Saved entries:
○ ○ ○ ○ ○

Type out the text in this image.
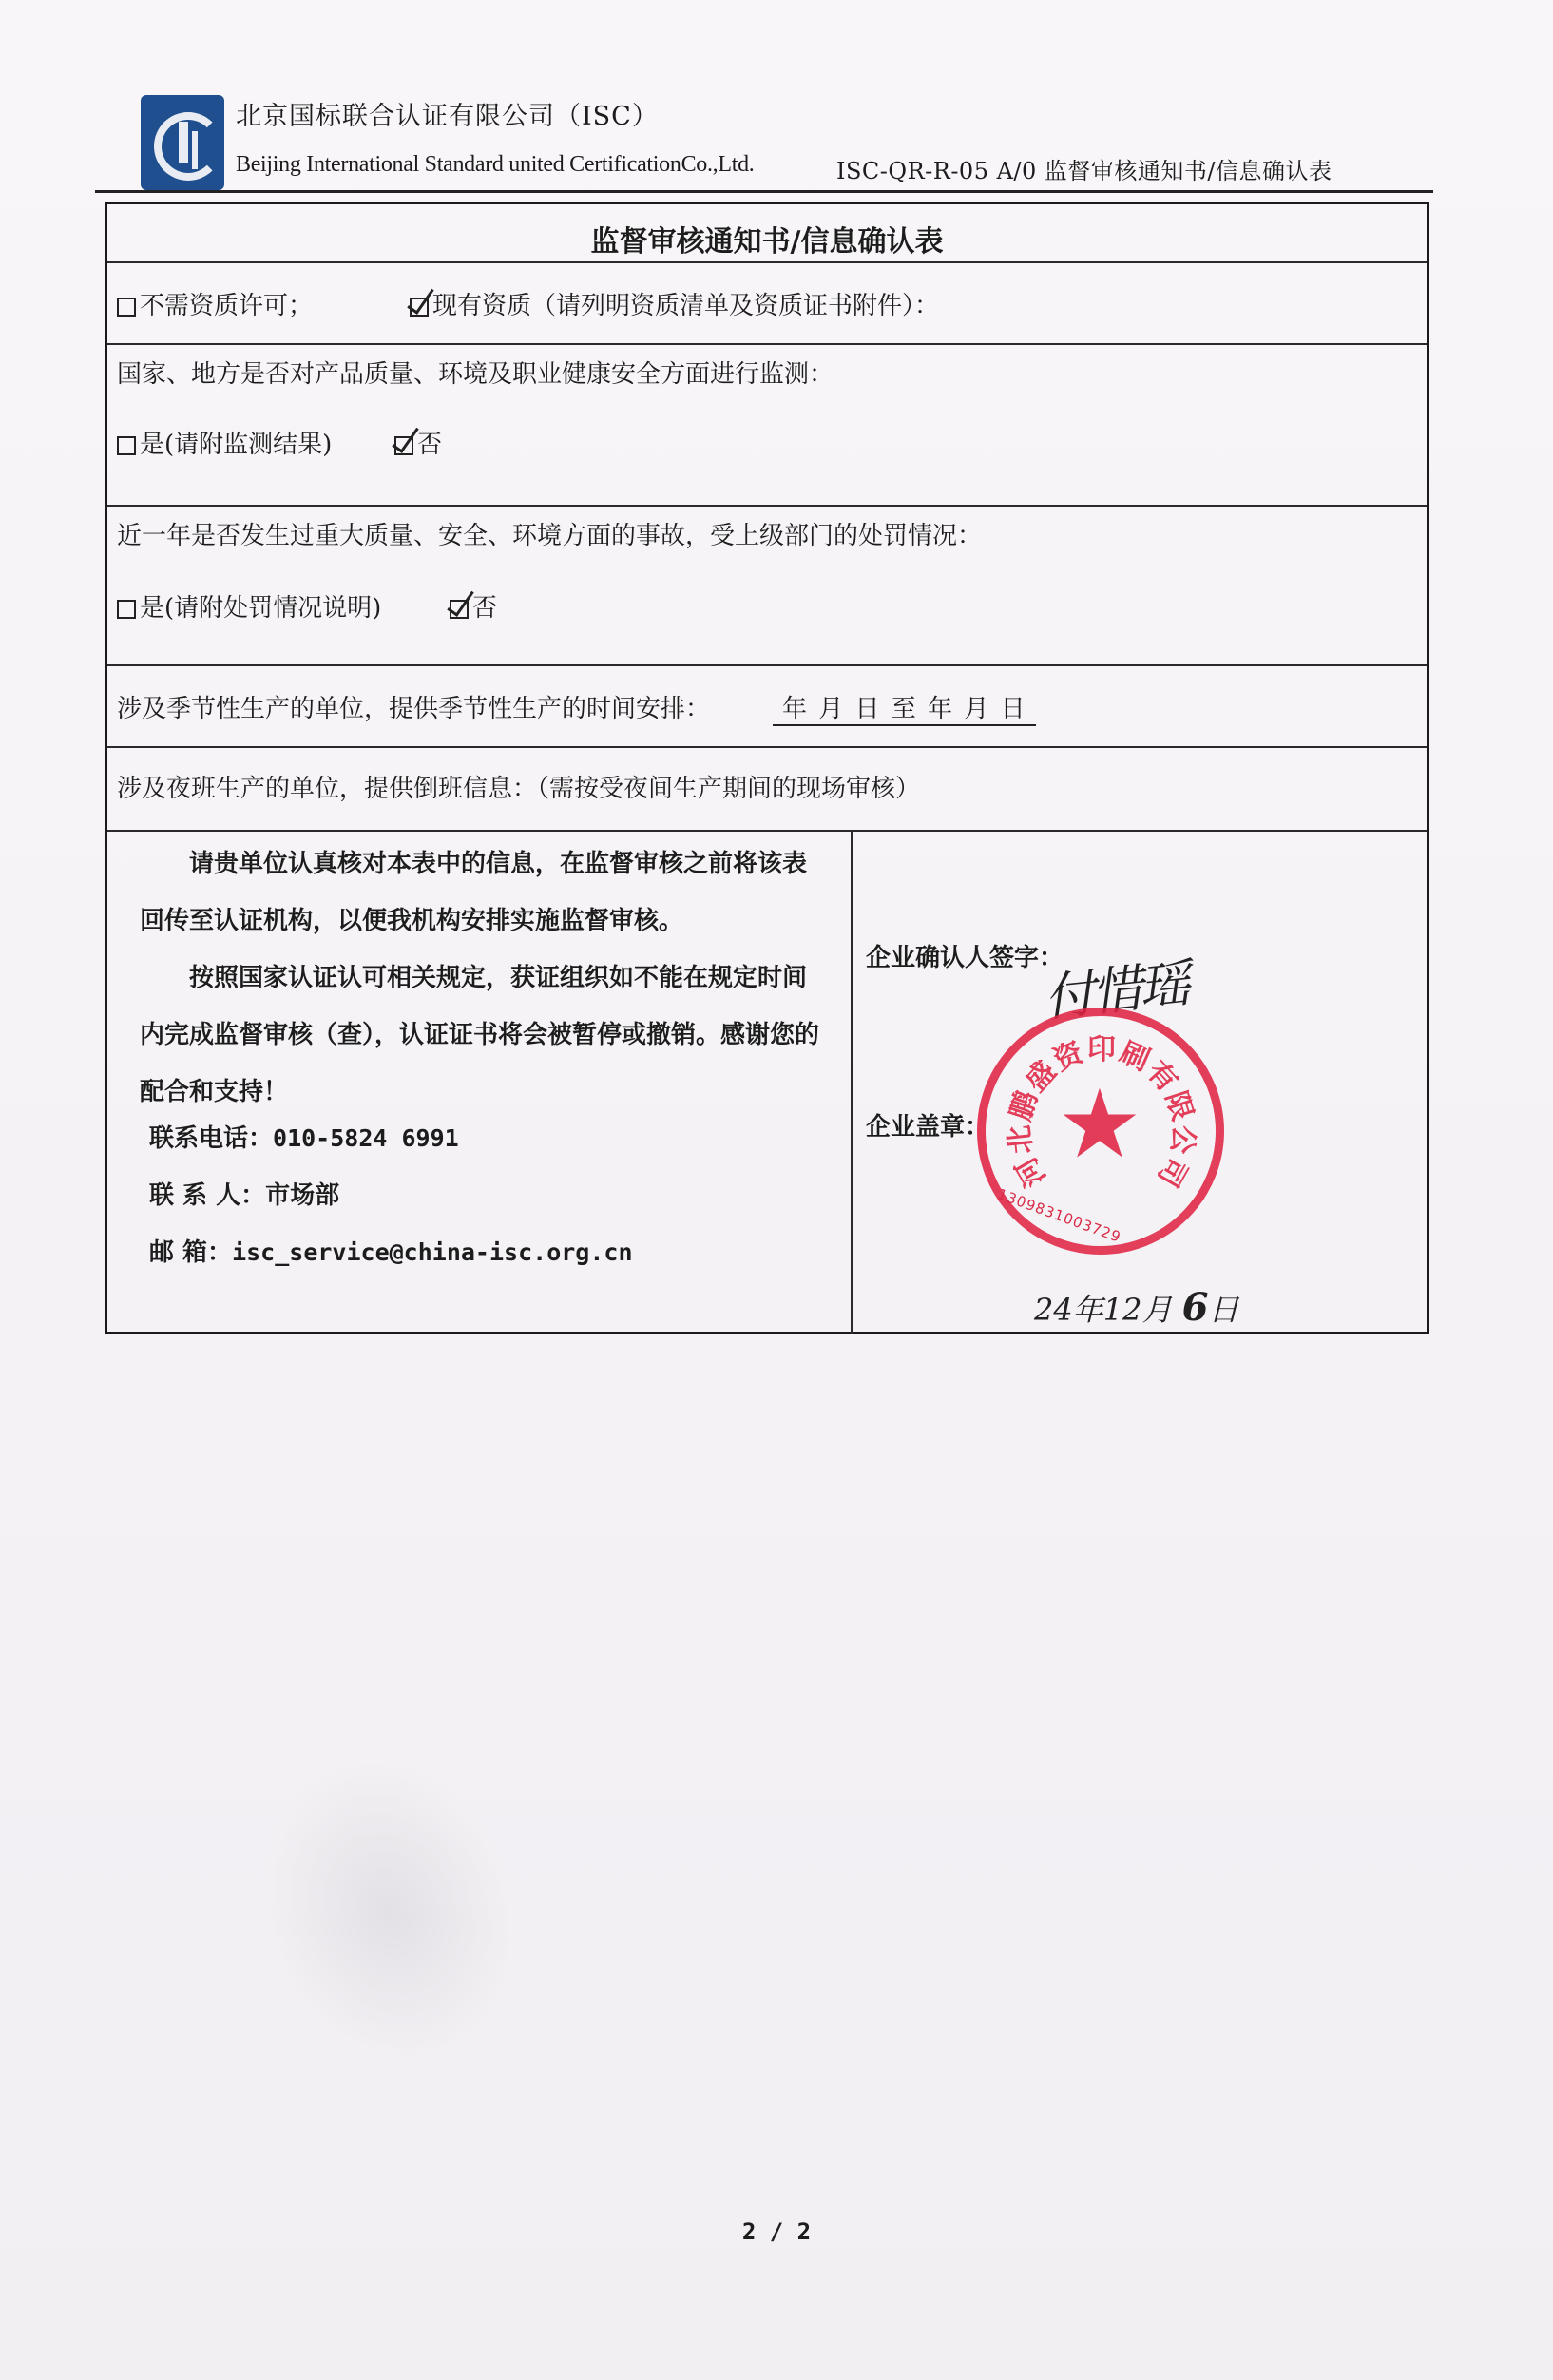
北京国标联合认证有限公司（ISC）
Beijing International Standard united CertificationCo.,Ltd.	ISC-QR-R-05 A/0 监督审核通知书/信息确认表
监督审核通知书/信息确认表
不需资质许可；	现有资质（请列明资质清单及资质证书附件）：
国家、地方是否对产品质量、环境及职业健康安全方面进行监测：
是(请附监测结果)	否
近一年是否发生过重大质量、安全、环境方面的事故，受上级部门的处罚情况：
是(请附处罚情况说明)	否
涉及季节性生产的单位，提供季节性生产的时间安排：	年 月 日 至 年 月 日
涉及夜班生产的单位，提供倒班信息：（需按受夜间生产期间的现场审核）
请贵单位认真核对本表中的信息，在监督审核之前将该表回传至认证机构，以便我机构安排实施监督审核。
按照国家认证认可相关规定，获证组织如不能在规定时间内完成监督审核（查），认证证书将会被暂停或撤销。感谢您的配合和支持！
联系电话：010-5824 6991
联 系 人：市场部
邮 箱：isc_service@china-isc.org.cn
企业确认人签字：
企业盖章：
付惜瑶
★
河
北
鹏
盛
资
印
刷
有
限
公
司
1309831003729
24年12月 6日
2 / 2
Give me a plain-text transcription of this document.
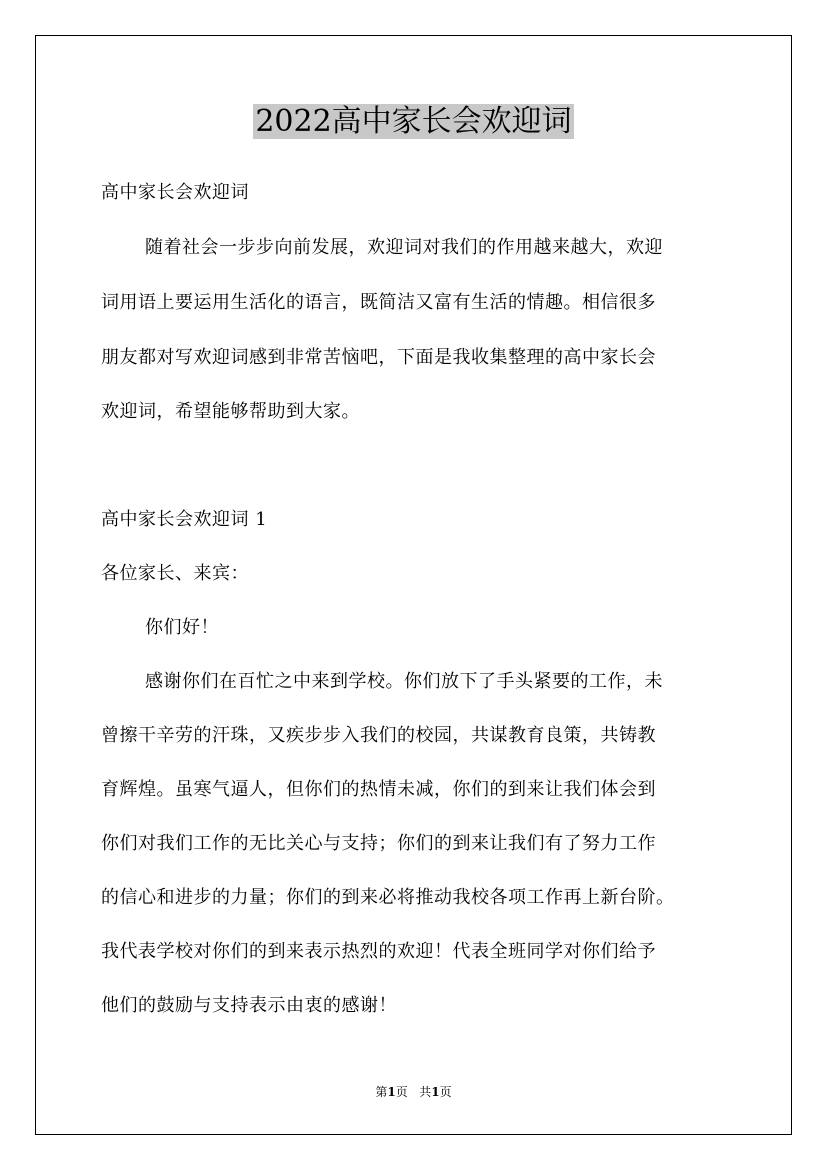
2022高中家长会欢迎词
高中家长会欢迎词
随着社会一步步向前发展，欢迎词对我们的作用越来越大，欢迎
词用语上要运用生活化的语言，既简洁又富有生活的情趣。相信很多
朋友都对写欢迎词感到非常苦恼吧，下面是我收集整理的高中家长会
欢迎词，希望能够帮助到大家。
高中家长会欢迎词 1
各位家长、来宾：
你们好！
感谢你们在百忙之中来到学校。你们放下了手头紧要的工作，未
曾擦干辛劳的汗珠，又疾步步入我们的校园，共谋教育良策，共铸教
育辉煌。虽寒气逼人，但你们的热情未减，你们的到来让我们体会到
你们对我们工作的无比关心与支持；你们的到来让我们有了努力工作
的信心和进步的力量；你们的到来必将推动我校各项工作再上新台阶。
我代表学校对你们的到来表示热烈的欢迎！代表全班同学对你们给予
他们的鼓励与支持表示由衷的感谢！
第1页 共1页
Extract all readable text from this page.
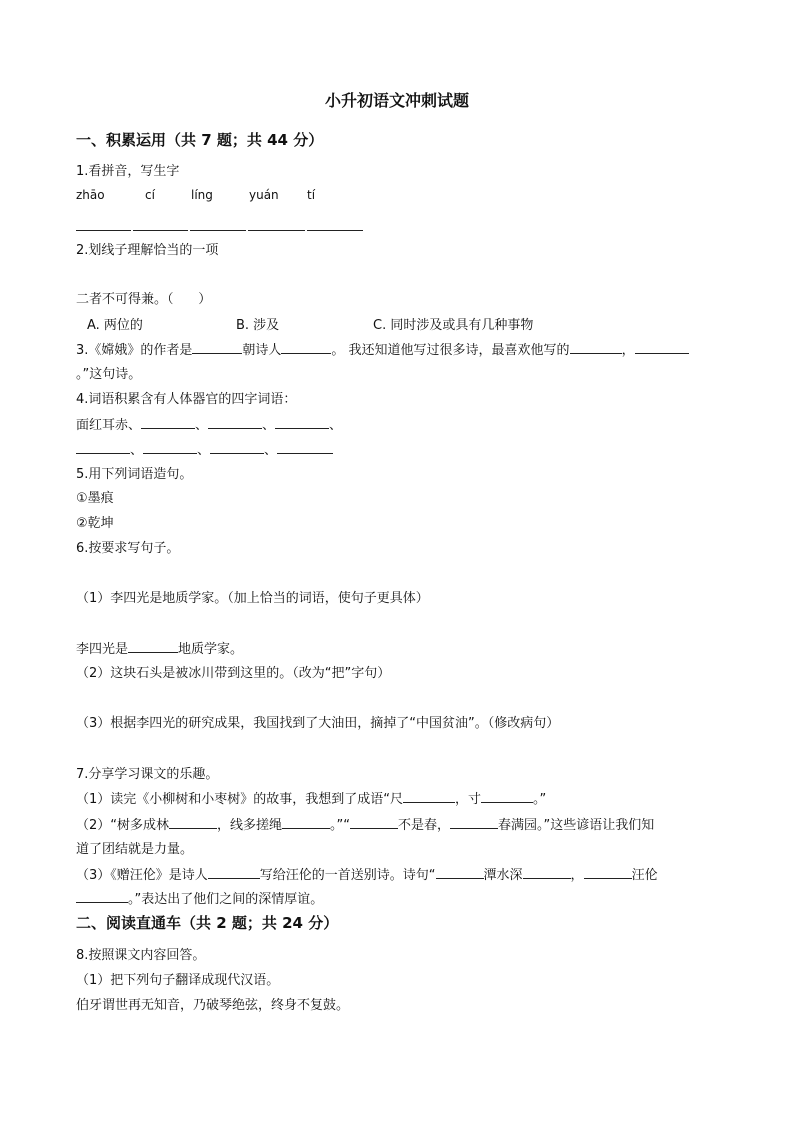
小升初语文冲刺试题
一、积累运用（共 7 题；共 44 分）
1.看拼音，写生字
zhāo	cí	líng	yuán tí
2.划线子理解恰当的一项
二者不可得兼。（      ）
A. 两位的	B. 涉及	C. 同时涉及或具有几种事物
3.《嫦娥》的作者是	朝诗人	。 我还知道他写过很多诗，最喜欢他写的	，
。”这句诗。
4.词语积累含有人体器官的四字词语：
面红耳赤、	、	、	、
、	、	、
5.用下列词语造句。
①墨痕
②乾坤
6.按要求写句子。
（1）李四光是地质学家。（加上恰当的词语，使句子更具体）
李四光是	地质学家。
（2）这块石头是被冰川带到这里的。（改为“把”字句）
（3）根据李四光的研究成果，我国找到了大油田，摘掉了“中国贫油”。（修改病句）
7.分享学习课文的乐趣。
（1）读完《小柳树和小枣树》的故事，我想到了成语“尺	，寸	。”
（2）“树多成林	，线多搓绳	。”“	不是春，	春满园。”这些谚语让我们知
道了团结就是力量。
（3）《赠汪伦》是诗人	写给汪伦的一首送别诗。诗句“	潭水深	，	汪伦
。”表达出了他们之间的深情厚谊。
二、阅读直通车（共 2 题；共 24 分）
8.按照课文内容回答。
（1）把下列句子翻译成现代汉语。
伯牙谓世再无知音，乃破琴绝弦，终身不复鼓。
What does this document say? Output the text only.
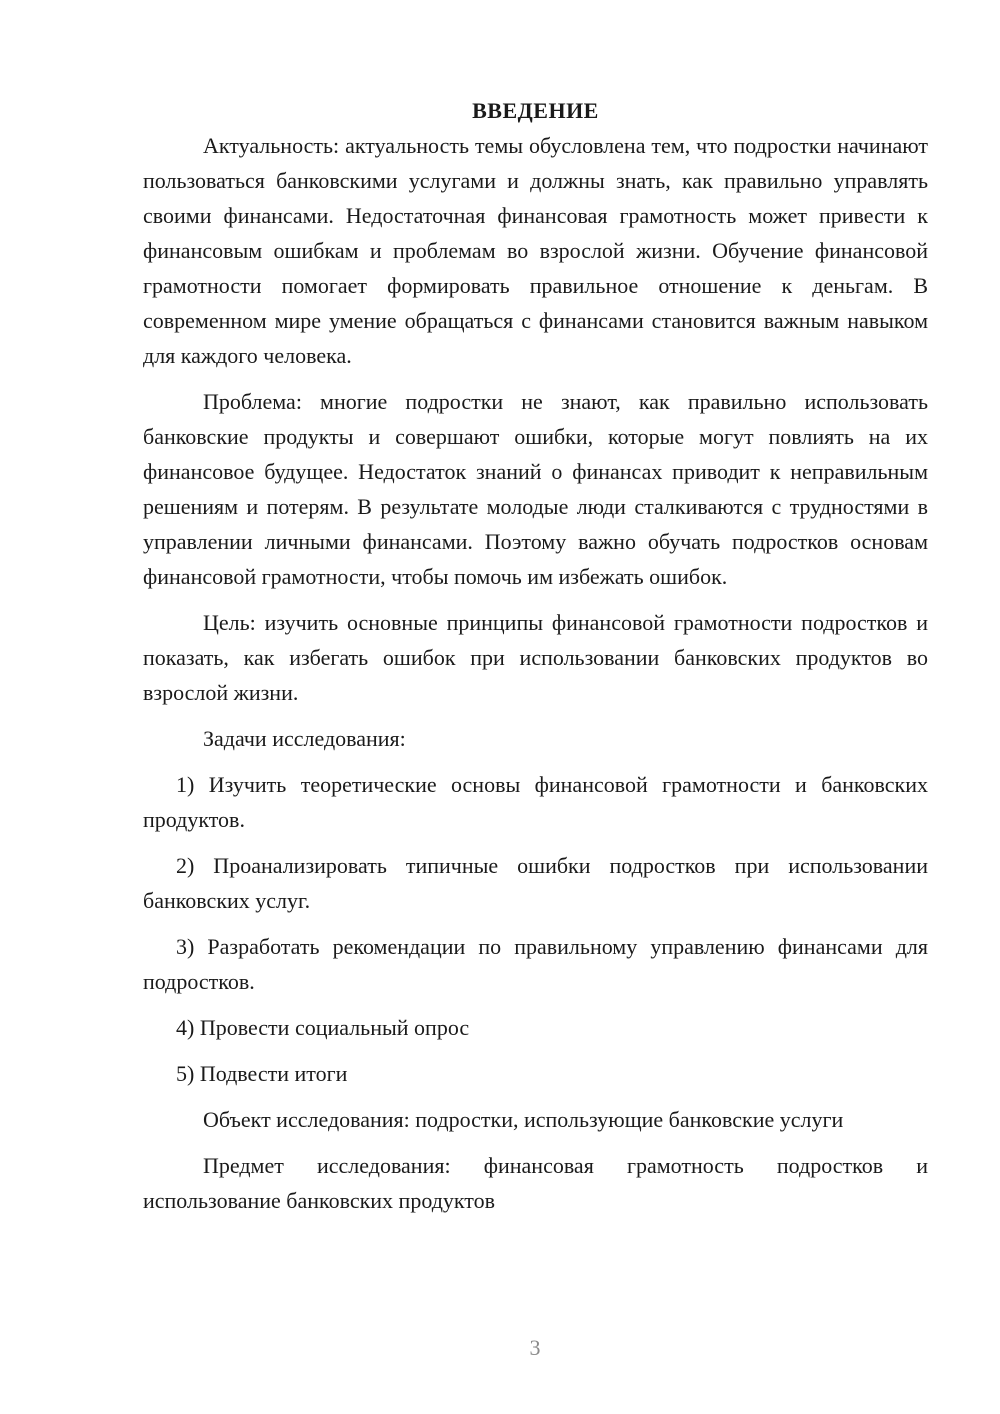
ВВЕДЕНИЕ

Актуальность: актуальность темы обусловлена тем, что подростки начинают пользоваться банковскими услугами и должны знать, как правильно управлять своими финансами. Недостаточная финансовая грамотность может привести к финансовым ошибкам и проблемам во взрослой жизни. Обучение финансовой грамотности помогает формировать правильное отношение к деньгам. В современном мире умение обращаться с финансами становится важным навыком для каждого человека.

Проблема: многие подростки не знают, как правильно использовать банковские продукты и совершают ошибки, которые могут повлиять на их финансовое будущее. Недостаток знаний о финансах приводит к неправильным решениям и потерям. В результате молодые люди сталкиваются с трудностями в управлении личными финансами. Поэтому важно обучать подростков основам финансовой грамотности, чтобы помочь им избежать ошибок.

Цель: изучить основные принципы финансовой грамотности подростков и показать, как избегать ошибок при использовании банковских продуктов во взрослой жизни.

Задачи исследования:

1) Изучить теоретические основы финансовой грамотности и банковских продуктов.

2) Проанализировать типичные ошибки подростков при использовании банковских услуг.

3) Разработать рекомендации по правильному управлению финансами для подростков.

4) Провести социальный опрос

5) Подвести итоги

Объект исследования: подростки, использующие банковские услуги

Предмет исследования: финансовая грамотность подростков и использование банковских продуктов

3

○ ○ ○ ○ ○

From the records given above, reproduce all text exactly and exclude each picture.

• ANSWER FOR THE TASK:
Type out the text in this image.
北京国标联合认证有限公司（ISC）
Beijing International Standard united CertificationCo.,Ltd.	ISC-QR-R-05 A/0 监督审核通知书/信息确认表
监督审核通知书/信息确认表
不需资质许可；	现有资质（请列明资质清单及资质证书附件）：
国家、地方是否对产品质量、环境及职业健康安全方面进行监测：
是(请附监测结果)	否
近一年是否发生过重大质量、安全、环境方面的事故，受上级部门的处罚情况：
是(请附处罚情况说明)	否
涉及季节性生产的单位，提供季节性生产的时间安排：	年 月 日 至 年 月 日
涉及夜班生产的单位，提供倒班信息：（需按受夜间生产期间的现场审核）
请贵单位认真核对本表中的信息，在监督审核之前将该表回传至认证机构，以便我机构安排实施监督审核。
按照国家认证认可相关规定，获证组织如不能在规定时间内完成监督审核（查），认证证书将会被暂停或撤销。感谢您的配合和支持！
联系电话：010-5824 6991
联 系 人：市场部
邮 箱：isc_service@china-isc.org.cn
企业确认人签字：
企业盖章：
付惜瑶
★
河
北
鹏
盛
资
印
刷
有
限
公
司
1309831003729
24年12月 6日
2 / 2
Give me a plain-text transcription of this document.
2022高中家长会欢迎词
高中家长会欢迎词
随着社会一步步向前发展，欢迎词对我们的作用越来越大，欢迎
词用语上要运用生活化的语言，既简洁又富有生活的情趣。相信很多
朋友都对写欢迎词感到非常苦恼吧，下面是我收集整理的高中家长会
欢迎词，希望能够帮助到大家。
高中家长会欢迎词 1
各位家长、来宾：
你们好！
感谢你们在百忙之中来到学校。你们放下了手头紧要的工作，未
曾擦干辛劳的汗珠，又疾步步入我们的校园，共谋教育良策，共铸教
育辉煌。虽寒气逼人，但你们的热情未减，你们的到来让我们体会到
你们对我们工作的无比关心与支持；你们的到来让我们有了努力工作
的信心和进步的力量；你们的到来必将推动我校各项工作再上新台阶。
我代表学校对你们的到来表示热烈的欢迎！代表全班同学对你们给予
他们的鼓励与支持表示由衷的感谢！
第1页 共1页
Extract all readable text from this page.
小升初语文冲刺试题
一、积累运用（共 7 题；共 44 分）
1.看拼音，写生字
zhāo	cí	líng	yuán tí
2.划线子理解恰当的一项
二者不可得兼。（      ）
A. 两位的	B. 涉及	C. 同时涉及或具有几种事物
3.《嫦娥》的作者是	朝诗人	。 我还知道他写过很多诗，最喜欢他写的	，
。”这句诗。
4.词语积累含有人体器官的四字词语：
面红耳赤、	、	、	、
、	、	、
5.用下列词语造句。
①墨痕
②乾坤
6.按要求写句子。
（1）李四光是地质学家。（加上恰当的词语，使句子更具体）
李四光是	地质学家。
（2）这块石头是被冰川带到这里的。（改为“把”字句）
（3）根据李四光的研究成果，我国找到了大油田，摘掉了“中国贫油”。（修改病句）
7.分享学习课文的乐趣。
（1）读完《小柳树和小枣树》的故事，我想到了成语“尺	，寸	。”
（2）“树多成林	，线多搓绳	。”“	不是春，	春满园。”这些谚语让我们知
道了团结就是力量。
（3）《赠汪伦》是诗人	写给汪伦的一首送别诗。诗句“	潭水深	，	汪伦
。”表达出了他们之间的深情厚谊。
二、阅读直通车（共 2 题；共 24 分）
8.按照课文内容回答。
（1）把下列句子翻译成现代汉语。
伯牙谓世再无知音，乃破琴绝弦，终身不复鼓。
What does this document say? Output the text only.
ВВЕДЕНИЕ

Актуальность: актуальность темы обусловлена тем, что подростки начинают пользоваться банковскими услугами и должны знать, как правильно управлять своими финансами. Недостаточная финансовая грамотность может привести к финансовым ошибкам и проблемам во взрослой жизни. Обучение финансовой грамотности помогает формировать правильное отношение к деньгам. В современном мире умение обращаться с финансами становится важным навыком для каждого человека.

Проблема: многие подростки не знают, как правильно использовать банковские продукты и совершают ошибки, которые могут повлиять на их финансовое будущее. Недостаток знаний о финансах приводит к неправильным решениям и потерям. В результате молодые люди сталкиваются с трудностями в управлении личными финансами. Поэтому важно обучать подростков основам финансовой грамотности, чтобы помочь им избежать ошибок.

Цель: изучить основные принципы финансовой грамотности подростков и показать, как избегать ошибок при использовании банковских продуктов во взрослой жизни.

Задачи исследования:

1) Изучить теоретические основы финансовой грамотности и банковских продуктов.

2) Проанализировать типичные ошибки подростков при использовании банковских услуг.

3) Разработать рекомендации по правильному управлению финансами для подростков.

4) Провести социальный опрос

5) Подвести итоги

Объект исследования: подростки, использующие банковские услуги

Предмет исследования: финансовая грамотность подростков и использование банковских продуктов

3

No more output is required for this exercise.